» **Problem details**
Print the whole listing exactly.

(Stored data)

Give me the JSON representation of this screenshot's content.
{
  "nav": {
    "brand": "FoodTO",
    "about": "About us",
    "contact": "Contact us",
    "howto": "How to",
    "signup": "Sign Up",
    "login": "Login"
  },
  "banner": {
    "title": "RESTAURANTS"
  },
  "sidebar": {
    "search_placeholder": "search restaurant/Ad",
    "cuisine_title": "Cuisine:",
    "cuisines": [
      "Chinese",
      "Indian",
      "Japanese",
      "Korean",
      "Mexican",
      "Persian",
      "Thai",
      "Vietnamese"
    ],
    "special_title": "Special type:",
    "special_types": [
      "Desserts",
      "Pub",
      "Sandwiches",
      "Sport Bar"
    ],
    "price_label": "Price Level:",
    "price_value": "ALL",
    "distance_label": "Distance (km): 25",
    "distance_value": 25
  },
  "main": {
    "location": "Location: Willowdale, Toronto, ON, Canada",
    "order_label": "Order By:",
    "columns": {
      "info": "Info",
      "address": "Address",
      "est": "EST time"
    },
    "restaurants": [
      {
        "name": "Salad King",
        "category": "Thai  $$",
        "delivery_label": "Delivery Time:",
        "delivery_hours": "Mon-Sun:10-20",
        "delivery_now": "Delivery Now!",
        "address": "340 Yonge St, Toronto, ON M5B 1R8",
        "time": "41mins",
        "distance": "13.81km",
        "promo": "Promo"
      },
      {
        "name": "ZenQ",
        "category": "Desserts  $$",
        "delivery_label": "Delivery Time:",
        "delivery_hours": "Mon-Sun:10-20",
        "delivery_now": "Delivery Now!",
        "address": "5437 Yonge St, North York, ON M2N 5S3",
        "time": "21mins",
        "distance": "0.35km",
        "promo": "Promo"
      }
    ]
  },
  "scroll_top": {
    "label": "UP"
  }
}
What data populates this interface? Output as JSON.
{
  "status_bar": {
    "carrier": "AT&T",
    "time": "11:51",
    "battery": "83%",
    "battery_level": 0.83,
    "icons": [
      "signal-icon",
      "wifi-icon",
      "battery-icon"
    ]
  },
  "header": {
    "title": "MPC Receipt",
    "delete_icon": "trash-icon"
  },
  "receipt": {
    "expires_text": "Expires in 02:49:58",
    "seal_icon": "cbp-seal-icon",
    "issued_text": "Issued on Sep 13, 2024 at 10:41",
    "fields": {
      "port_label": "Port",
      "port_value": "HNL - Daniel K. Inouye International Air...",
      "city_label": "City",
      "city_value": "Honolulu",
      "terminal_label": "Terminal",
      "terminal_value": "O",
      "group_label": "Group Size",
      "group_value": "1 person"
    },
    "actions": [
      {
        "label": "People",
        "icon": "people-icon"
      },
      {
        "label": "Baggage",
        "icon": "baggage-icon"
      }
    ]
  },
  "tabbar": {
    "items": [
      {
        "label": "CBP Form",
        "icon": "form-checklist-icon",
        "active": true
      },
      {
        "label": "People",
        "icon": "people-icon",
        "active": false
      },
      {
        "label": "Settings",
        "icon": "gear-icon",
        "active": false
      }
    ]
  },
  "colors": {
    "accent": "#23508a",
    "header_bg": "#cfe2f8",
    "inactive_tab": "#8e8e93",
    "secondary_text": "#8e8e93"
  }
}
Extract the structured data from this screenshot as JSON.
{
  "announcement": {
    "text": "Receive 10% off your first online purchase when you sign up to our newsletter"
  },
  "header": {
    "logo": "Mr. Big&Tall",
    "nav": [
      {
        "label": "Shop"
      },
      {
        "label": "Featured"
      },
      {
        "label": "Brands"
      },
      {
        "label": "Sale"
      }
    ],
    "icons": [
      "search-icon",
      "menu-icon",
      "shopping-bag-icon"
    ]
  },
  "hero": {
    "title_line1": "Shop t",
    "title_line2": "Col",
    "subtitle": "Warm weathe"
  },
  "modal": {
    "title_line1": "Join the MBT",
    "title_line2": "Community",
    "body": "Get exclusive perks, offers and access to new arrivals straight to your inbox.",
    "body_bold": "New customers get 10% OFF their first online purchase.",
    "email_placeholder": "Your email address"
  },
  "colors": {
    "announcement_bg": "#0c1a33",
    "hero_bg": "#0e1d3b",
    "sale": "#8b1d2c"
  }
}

» **Solution to the problem**
Give me the JSON representation of this screenshot's content.
{
  "nav": {
    "brand": "FoodTO",
    "about": "About us",
    "contact": "Contact us",
    "howto": "How to",
    "signup": "Sign Up",
    "login": "Login"
  },
  "banner": {
    "title": "RESTAURANTS"
  },
  "sidebar": {
    "search_placeholder": "search restaurant/Ad",
    "cuisine_title": "Cuisine:",
    "cuisines": [
      "Chinese",
      "Indian",
      "Japanese",
      "Korean",
      "Mexican",
      "Persian",
      "Thai",
      "Vietnamese"
    ],
    "special_title": "Special type:",
    "special_types": [
      "Desserts",
      "Pub",
      "Sandwiches",
      "Sport Bar"
    ],
    "price_label": "Price Level:",
    "price_value": "ALL",
    "distance_label": "Distance (km): 25",
    "distance_value": 25
  },
  "main": {
    "location": "Location: Willowdale, Toronto, ON, Canada",
    "order_label": "Order By:",
    "columns": {
      "info": "Info",
      "address": "Address",
      "est": "EST time"
    },
    "restaurants": [
      {
        "name": "Salad King",
        "category": "Thai  $$",
        "delivery_label": "Delivery Time:",
        "delivery_hours": "Mon-Sun:10-20",
        "delivery_now": "Delivery Now!",
        "address": "340 Yonge St, Toronto, ON M5B 1R8",
        "time": "41mins",
        "distance": "13.81km",
        "promo": "Promo"
      },
      {
        "name": "ZenQ",
        "category": "Desserts  $$",
        "delivery_label": "Delivery Time:",
        "delivery_hours": "Mon-Sun:10-20",
        "delivery_now": "Delivery Now!",
        "address": "5437 Yonge St, North York, ON M2N 5S3",
        "time": "21mins",
        "distance": "0.35km",
        "promo": "Promo"
      }
    ]
  },
  "scroll_top": {
    "label": "UP"
  }
}
What data populates this interface? Output as JSON.
{
  "status_bar": {
    "carrier": "AT&T",
    "time": "11:51",
    "battery": "83%",
    "battery_level": 0.83,
    "icons": [
      "signal-icon",
      "wifi-icon",
      "battery-icon"
    ]
  },
  "header": {
    "title": "MPC Receipt",
    "delete_icon": "trash-icon"
  },
  "receipt": {
    "expires_text": "Expires in 02:49:58",
    "seal_icon": "cbp-seal-icon",
    "issued_text": "Issued on Sep 13, 2024 at 10:41",
    "fields": {
      "port_label": "Port",
      "port_value": "HNL - Daniel K. Inouye International Air...",
      "city_label": "City",
      "city_value": "Honolulu",
      "terminal_label": "Terminal",
      "terminal_value": "O",
      "group_label": "Group Size",
      "group_value": "1 person"
    },
    "actions": [
      {
        "label": "People",
        "icon": "people-icon"
      },
      {
        "label": "Baggage",
        "icon": "baggage-icon"
      }
    ]
  },
  "tabbar": {
    "items": [
      {
        "label": "CBP Form",
        "icon": "form-checklist-icon",
        "active": true
      },
      {
        "label": "People",
        "icon": "people-icon",
        "active": false
      },
      {
        "label": "Settings",
        "icon": "gear-icon",
        "active": false
      }
    ]
  },
  "colors": {
    "accent": "#23508a",
    "header_bg": "#cfe2f8",
    "inactive_tab": "#8e8e93",
    "secondary_text": "#8e8e93"
  }
}
Extract the structured data from this screenshot as JSON.
{
  "announcement": {
    "text": "Receive 10% off your first online purchase when you sign up to our newsletter"
  },
  "header": {
    "logo": "Mr. Big&Tall",
    "nav": [
      {
        "label": "Shop"
      },
      {
        "label": "Featured"
      },
      {
        "label": "Brands"
      },
      {
        "label": "Sale"
      }
    ],
    "icons": [
      "search-icon",
      "menu-icon",
      "shopping-bag-icon"
    ]
  },
  "hero": {
    "title_line1": "Shop t",
    "title_line2": "Col",
    "subtitle": "Warm weathe"
  },
  "modal": {
    "title_line1": "Join the MBT",
    "title_line2": "Community",
    "body": "Get exclusive perks, offers and access to new arrivals straight to your inbox.",
    "body_bold": "New customers get 10% OFF their first online purchase.",
    "email_placeholder": "Your email address"
  },
  "colors": {
    "announcement_bg": "#0c1a33",
    "hero_bg": "#0e1d3b",
    "sale": "#8b1d2c"
  }
}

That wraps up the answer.